> _RECORD LIST_:
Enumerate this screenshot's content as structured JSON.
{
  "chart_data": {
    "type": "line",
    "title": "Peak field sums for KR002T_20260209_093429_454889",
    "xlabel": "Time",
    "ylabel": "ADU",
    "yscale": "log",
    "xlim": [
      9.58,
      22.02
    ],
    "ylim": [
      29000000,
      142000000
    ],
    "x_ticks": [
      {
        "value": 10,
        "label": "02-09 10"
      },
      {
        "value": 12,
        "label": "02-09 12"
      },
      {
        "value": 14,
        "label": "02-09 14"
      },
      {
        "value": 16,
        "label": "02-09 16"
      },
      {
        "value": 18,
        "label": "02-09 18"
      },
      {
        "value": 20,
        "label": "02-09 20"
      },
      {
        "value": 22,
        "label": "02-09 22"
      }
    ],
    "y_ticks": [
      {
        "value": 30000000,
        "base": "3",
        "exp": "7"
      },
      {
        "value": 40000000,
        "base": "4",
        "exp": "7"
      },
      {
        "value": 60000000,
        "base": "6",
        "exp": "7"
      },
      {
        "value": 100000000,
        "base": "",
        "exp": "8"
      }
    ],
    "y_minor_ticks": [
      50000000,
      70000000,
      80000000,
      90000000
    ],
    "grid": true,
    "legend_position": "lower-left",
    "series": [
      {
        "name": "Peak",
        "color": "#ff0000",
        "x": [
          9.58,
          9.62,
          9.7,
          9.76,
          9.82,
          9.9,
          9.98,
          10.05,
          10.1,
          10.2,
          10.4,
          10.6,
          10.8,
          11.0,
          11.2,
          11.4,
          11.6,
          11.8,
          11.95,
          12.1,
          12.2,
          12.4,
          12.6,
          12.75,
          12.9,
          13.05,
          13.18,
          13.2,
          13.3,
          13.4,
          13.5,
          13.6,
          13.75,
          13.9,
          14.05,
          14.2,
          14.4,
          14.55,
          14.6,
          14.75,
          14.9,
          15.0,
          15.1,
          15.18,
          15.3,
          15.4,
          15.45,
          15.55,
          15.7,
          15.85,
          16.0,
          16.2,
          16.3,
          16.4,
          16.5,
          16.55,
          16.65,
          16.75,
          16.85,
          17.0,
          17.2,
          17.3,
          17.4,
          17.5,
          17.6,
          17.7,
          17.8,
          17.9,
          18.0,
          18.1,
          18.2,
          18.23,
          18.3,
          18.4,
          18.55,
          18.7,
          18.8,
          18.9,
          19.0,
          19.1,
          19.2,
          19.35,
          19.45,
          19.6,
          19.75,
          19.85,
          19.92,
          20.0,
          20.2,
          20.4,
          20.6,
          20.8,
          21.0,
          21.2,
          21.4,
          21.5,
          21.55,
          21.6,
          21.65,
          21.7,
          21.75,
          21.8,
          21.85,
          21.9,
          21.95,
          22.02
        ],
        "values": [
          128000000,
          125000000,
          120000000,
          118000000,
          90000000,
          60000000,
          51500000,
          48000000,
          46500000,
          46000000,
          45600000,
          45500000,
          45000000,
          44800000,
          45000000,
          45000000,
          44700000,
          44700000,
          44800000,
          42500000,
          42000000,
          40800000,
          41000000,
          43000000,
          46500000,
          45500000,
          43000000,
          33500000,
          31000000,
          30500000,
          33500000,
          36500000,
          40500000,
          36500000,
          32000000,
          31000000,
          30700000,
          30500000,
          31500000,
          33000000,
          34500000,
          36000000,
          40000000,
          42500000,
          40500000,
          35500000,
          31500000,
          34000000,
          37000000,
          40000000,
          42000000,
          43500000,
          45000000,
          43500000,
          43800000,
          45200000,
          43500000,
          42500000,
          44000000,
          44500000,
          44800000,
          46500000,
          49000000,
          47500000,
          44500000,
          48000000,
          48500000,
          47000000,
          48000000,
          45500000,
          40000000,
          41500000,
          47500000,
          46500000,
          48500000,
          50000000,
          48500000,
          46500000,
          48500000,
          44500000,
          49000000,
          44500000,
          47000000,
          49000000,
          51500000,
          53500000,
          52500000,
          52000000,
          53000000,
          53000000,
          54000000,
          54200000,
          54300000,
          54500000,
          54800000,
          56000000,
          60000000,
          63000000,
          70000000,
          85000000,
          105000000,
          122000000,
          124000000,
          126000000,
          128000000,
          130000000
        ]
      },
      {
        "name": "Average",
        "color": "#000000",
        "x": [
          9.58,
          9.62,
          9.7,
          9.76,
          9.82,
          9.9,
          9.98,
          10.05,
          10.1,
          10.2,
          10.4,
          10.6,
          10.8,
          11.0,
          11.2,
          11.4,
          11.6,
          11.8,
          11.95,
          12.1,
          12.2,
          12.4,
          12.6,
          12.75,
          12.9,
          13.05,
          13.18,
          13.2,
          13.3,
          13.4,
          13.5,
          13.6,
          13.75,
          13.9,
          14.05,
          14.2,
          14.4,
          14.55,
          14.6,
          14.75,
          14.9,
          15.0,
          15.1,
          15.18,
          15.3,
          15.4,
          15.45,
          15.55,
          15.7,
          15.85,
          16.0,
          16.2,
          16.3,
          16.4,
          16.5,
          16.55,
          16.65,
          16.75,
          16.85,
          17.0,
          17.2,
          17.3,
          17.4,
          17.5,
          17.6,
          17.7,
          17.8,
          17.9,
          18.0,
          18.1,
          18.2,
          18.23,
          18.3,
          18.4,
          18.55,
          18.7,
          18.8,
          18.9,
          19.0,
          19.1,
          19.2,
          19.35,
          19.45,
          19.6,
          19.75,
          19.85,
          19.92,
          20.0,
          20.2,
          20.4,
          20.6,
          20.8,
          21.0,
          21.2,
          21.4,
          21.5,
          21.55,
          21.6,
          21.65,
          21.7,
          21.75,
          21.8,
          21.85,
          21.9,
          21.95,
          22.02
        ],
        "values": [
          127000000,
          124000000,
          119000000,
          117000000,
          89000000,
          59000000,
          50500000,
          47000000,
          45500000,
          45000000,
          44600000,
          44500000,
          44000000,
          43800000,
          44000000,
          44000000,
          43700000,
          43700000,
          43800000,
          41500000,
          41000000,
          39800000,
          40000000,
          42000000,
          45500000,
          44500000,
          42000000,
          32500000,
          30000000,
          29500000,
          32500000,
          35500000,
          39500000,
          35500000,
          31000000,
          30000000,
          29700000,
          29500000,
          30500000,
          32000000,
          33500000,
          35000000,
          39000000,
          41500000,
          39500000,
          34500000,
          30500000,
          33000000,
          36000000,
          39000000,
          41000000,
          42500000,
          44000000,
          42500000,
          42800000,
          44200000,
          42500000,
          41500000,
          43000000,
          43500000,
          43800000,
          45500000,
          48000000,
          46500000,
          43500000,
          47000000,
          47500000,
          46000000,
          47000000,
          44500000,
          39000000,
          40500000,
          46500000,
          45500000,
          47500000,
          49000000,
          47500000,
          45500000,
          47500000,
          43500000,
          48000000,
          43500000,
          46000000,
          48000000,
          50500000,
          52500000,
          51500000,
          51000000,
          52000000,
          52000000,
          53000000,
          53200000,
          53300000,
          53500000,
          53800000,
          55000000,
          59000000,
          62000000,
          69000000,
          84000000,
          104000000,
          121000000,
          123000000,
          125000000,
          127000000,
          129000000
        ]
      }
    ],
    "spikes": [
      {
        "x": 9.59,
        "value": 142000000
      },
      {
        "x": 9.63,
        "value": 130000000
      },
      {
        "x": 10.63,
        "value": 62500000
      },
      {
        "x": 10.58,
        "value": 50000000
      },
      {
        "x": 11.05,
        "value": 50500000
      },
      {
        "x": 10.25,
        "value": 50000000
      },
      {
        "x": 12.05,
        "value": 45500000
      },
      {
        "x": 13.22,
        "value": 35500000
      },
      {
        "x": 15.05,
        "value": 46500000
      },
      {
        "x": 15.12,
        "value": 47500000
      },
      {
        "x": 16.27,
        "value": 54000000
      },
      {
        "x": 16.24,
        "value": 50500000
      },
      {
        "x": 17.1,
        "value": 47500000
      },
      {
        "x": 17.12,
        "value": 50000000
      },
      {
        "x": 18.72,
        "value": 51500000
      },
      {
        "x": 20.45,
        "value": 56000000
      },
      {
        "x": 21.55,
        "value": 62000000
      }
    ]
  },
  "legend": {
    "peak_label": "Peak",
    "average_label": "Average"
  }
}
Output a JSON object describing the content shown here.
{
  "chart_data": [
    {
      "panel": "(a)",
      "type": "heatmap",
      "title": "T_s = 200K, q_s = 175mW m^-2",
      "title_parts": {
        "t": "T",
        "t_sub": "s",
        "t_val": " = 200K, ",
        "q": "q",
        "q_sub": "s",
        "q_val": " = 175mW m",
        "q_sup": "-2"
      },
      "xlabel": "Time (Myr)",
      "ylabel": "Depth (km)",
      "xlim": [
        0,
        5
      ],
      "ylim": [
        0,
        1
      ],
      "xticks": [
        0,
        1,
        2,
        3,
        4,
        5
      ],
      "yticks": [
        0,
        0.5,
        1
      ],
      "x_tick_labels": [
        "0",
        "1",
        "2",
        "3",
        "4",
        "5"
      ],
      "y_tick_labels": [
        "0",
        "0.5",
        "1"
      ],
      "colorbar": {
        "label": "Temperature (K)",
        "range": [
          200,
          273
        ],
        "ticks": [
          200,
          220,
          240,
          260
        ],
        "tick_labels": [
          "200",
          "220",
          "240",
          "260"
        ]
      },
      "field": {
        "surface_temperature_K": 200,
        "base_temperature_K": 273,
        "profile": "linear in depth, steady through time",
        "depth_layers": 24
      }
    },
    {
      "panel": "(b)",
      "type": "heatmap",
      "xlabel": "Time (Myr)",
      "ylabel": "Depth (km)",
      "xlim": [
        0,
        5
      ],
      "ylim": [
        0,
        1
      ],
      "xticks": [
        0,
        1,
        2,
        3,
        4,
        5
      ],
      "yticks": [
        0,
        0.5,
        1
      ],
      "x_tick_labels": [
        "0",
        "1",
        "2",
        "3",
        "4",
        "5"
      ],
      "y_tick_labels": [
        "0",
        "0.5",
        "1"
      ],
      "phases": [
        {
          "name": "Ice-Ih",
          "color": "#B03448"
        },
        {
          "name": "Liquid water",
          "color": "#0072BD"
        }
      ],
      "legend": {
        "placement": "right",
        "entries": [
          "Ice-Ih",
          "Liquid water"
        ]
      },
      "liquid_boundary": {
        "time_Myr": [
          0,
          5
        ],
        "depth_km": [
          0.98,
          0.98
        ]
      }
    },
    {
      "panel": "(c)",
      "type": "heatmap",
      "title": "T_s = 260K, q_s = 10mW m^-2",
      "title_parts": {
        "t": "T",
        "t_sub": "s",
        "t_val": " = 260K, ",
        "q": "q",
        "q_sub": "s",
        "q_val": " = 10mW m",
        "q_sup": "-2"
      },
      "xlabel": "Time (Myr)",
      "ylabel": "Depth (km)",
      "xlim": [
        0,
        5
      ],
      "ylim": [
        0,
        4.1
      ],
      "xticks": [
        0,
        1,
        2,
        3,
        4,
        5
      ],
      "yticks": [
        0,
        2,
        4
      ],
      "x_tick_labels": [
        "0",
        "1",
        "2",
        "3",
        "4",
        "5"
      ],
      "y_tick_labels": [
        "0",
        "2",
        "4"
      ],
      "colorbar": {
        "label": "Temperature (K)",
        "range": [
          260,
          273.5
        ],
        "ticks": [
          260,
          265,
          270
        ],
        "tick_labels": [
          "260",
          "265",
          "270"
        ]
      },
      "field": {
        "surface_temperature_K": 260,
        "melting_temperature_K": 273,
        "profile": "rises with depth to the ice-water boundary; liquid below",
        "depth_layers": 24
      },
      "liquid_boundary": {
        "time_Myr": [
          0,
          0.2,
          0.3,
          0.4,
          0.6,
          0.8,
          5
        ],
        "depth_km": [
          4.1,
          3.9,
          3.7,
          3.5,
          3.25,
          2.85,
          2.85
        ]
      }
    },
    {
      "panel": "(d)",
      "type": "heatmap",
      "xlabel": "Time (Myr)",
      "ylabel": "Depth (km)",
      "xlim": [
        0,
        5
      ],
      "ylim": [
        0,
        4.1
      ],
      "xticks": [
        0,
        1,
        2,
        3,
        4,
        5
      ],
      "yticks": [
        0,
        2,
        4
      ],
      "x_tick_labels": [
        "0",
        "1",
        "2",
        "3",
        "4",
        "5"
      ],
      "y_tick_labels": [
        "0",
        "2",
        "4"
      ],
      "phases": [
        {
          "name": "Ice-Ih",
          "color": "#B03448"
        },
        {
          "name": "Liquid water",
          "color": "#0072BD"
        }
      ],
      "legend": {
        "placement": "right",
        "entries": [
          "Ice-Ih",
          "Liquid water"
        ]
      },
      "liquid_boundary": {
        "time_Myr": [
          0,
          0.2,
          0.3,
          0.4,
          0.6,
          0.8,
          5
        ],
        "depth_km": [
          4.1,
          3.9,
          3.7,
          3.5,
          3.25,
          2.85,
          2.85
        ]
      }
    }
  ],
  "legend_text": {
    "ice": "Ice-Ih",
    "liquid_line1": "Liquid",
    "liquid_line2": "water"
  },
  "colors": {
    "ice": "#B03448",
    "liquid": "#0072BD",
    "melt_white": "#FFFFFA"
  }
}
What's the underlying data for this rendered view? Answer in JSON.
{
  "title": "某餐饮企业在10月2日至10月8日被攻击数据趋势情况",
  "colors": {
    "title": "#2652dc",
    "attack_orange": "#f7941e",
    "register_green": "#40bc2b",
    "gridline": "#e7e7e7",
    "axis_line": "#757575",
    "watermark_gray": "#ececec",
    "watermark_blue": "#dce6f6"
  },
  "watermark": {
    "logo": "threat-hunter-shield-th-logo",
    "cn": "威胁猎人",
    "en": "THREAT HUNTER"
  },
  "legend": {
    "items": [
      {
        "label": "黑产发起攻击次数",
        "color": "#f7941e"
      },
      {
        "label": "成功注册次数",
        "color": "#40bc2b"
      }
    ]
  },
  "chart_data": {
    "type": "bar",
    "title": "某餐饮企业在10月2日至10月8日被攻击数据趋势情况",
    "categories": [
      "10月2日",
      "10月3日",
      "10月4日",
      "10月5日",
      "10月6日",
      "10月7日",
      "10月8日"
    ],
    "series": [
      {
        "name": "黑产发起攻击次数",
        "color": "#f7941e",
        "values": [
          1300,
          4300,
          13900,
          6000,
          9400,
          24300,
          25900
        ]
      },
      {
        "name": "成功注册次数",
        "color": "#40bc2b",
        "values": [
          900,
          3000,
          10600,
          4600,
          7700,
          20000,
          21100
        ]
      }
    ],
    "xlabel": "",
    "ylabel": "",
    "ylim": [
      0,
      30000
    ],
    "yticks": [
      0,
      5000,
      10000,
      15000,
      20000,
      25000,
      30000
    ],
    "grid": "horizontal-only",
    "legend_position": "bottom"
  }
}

> _DESCRIPTION OF THE TASK_:
Pick every line with "content" in it and copy it.

> _OUTPUT BELOW_:
Enumerate this screenshot's content as structured JSON.
Output a JSON object describing the content shown here.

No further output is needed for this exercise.